→ **Brano di lettura**
☆ ☆ ☆ ☆ ☆

Testimoniando una rinnovata attività di offerta nel cimitero HK6, queste ciotole assumono un’ulteriore importanza alla luce della notevole ricomparsa nel Medio Regno di immagini e oggetti pre e proto dinastici, come statuette di ippopotami o creature mitiche come i grifoni. Di recente, è stato proposto che questo “revival” sia stato innescato durante la costruzione di nuovi templi, quando si venne a contatto con gli antichi depositi rituali. Tuttavia, queste ciotole provenienti dalla tomba 111, così come altri vasi e iscrizioni rinvenuti nel cimitero, suggeriscono che questa rinascita non si limitò all’osservazione passiva delle forme arcaiche, ma contemplò anche un impegno attivo nei confronti degli antichi siti e il riconoscimento degli augusti antenati e dei notevoli risultati che seppero conseguire.
Fonte:
- Renée Friedman in Nekhen News Vol. 20, Autunno 2018 direttore della spedizione di Hierakonpolis.
- James Rossiter, fotografo e redattore fotografico (The Hierakonpolis Expedition/ Friends of Nekhen c/o Department of Antiquities Ashmolean Museum University of Oxford)
* Lo scavo della tomba 111 è stato finanziato da una borsa di studio della Netherlands Organisation for Scientific Research (NOW) assegnata all’Allard Pierson Museum, Amsterdam, e realizzato con l’assistenza di Willem Van Haarlem, Wim Hupperetz, Liam Mc Namara e Xavier Droux.

☆ ☆ ☆ ☆ ☆

→ **Dati forniti**

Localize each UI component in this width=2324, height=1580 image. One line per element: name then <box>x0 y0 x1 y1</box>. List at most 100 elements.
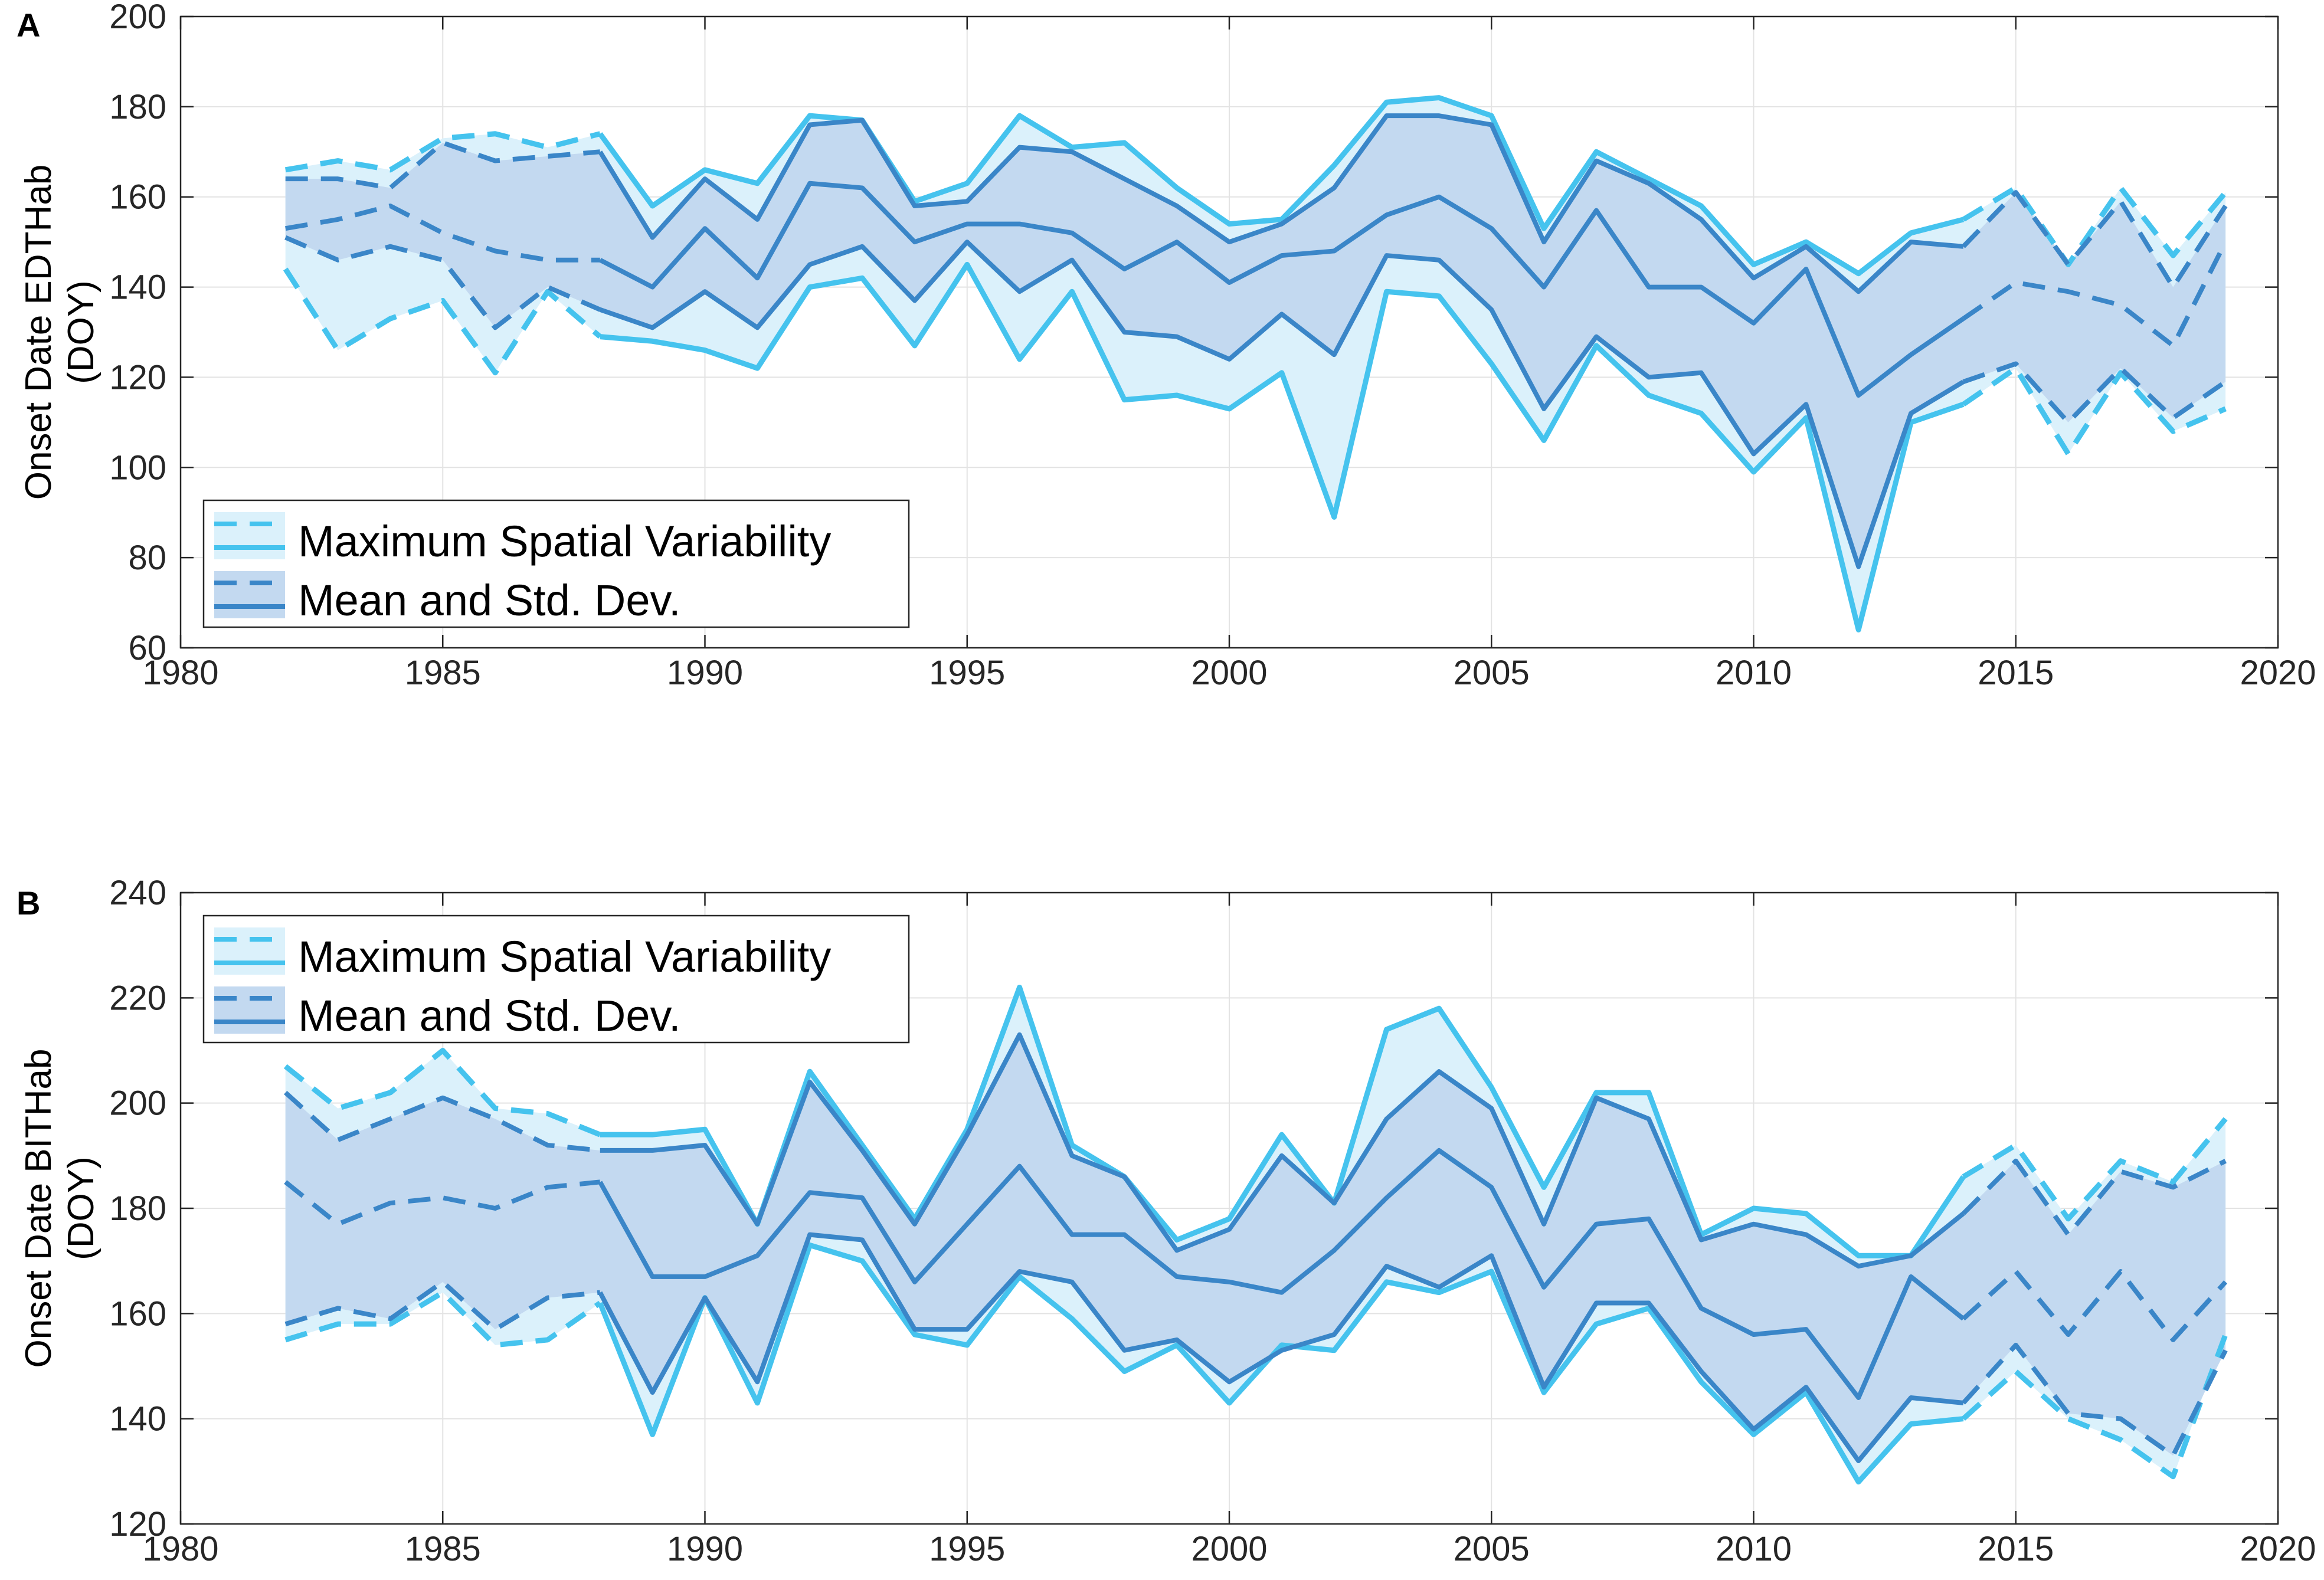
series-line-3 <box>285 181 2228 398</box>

☆ ☆ ☆ ☆ ☆

→ **Consegna**
Nel brano sulle ciotole del cimitero HK6, spiega perché queste ciotole assumono un'ulteriore importanza.

→ **Risposta**
Le ciotole acquistano ulteriore importanza alla luce della notevole ricomparsa, nel Medio Regno, di immagini e oggetti pre e proto dinastici, come statuette di ippopotami o creature mitiche come i grifoni.